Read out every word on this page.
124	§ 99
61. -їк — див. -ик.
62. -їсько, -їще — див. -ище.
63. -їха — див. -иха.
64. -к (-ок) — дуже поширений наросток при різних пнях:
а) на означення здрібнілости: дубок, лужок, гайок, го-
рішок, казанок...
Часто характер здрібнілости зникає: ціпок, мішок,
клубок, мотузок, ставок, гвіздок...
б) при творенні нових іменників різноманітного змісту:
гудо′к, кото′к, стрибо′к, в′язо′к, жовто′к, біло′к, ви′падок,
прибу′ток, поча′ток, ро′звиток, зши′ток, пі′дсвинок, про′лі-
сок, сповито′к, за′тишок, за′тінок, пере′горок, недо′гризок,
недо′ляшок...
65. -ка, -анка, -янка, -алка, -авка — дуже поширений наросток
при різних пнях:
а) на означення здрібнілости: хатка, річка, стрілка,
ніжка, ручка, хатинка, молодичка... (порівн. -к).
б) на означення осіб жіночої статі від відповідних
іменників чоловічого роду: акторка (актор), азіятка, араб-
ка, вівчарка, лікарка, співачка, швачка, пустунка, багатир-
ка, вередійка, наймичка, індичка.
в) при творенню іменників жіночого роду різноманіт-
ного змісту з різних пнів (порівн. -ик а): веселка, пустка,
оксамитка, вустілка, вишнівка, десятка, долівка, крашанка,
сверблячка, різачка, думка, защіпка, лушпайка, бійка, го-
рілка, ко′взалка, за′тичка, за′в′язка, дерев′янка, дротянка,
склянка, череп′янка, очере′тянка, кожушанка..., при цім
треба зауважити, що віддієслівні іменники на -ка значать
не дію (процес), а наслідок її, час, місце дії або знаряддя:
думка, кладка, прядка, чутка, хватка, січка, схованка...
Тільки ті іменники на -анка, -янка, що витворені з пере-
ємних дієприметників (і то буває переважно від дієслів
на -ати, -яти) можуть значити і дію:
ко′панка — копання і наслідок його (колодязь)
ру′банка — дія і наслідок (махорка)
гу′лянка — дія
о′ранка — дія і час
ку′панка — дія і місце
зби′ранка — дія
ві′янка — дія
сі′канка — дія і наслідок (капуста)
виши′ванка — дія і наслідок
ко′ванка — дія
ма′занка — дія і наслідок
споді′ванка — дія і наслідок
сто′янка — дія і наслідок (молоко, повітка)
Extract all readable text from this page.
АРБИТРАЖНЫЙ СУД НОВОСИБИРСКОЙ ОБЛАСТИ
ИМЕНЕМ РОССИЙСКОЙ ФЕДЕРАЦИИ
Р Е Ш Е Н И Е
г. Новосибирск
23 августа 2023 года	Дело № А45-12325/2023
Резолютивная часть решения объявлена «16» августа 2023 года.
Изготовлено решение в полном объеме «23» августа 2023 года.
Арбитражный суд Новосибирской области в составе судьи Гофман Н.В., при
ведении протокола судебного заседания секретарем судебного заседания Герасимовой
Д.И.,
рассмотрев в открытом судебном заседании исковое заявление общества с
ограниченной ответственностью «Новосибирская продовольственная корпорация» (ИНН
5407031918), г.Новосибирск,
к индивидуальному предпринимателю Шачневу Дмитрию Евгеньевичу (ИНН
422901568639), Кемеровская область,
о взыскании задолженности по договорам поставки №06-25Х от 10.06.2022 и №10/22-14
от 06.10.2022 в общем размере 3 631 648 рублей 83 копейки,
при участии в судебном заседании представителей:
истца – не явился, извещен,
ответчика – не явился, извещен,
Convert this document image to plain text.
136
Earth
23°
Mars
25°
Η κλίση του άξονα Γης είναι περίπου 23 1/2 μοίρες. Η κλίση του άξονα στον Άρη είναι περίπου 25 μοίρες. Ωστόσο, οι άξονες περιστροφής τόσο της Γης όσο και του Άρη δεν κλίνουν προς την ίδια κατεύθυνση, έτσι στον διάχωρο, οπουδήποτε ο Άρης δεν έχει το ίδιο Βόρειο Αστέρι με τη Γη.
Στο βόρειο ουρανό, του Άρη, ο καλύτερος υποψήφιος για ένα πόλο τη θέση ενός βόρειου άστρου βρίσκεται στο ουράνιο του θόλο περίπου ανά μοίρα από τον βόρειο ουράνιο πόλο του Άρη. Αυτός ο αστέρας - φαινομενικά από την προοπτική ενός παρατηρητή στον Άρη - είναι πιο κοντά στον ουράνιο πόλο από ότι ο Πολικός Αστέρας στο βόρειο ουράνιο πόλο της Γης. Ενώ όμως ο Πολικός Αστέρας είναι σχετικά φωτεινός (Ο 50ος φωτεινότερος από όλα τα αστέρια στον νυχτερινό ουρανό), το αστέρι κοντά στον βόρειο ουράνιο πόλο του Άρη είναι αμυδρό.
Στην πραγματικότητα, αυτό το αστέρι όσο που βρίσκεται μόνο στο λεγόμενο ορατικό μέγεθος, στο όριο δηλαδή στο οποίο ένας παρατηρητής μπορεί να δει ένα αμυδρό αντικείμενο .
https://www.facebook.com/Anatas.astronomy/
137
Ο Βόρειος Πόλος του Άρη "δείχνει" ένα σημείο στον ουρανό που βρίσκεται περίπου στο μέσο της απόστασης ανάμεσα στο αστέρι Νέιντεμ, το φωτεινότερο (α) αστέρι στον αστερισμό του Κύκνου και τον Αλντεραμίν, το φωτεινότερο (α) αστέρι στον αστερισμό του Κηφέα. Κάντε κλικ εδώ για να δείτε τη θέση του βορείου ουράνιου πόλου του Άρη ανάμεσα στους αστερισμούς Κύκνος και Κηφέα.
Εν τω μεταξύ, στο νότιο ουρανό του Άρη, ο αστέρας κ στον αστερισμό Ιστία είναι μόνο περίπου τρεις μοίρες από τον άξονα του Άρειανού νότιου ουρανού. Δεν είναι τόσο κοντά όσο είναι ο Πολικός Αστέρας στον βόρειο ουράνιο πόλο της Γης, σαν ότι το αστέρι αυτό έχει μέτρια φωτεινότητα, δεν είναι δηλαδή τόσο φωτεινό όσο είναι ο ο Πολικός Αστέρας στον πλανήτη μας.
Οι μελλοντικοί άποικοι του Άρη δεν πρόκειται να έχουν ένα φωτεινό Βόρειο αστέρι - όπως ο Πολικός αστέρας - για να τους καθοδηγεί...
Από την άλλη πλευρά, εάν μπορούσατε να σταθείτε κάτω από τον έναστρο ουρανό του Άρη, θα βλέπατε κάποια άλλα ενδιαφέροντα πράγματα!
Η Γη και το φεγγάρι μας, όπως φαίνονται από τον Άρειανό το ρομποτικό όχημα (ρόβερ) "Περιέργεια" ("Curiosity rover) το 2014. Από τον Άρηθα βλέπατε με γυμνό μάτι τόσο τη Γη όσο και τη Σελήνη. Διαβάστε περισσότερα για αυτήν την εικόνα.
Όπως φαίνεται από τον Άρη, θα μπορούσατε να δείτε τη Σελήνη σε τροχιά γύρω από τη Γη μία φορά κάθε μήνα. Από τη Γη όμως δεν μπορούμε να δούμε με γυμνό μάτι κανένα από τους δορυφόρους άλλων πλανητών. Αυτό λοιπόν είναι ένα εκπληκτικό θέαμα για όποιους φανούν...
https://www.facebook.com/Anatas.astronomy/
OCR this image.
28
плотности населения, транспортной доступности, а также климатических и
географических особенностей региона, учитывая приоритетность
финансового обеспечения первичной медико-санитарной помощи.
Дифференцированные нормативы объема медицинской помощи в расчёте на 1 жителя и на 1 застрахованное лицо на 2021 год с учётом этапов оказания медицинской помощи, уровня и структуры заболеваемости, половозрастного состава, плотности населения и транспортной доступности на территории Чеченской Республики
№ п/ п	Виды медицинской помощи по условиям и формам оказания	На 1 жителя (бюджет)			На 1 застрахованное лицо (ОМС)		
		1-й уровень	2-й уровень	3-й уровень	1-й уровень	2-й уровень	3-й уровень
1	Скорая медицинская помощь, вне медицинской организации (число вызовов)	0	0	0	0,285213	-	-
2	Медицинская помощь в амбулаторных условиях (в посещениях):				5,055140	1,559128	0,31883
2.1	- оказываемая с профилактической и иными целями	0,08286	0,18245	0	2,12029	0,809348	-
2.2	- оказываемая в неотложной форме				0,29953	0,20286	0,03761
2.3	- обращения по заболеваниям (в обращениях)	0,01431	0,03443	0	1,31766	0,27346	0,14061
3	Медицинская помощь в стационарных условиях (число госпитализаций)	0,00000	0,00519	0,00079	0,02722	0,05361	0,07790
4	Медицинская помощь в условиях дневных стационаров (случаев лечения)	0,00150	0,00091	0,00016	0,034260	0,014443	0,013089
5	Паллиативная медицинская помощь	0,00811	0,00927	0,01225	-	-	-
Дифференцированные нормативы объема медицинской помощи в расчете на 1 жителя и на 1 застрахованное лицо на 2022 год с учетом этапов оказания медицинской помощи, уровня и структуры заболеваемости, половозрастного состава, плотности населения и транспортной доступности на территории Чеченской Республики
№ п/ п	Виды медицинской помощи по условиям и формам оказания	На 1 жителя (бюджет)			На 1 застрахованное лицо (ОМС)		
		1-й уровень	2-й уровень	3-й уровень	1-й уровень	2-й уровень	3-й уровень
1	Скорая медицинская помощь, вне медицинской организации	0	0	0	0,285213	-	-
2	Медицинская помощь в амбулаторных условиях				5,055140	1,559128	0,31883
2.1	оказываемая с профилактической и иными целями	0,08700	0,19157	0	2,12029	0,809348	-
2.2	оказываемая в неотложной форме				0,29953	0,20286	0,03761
• • • • • • •
◆ Objective ◆
Identify the lines above with the word "помощь". Copy them.

◆ Solution below ◆
1	Скорая медицинская помощь, вне медицинской организации (число вызовов)	0	0	0	0,285213	-	-
2	Медицинская помощь в амбулаторных условиях (в посещениях):				5,055140	1,559128	0,31883
3	Медицинская помощь в стационарных условиях (число госпитализаций)	0,00000	0,00519	0,00079	0,02722	0,05361	0,07790
4	Медицинская помощь в условиях дневных стационаров (случаев лечения)	0,00150	0,00091	0,00016	0,034260	0,014443	0,013089
5	Паллиативная медицинская помощь	0,00811	0,00927	0,01225	-	-	-
1	Скорая медицинская помощь, вне медицинской организации	0	0	0	0,285213	-	-
2	Медицинская помощь в амбулаторных условиях				5,055140	1,559128	0,31883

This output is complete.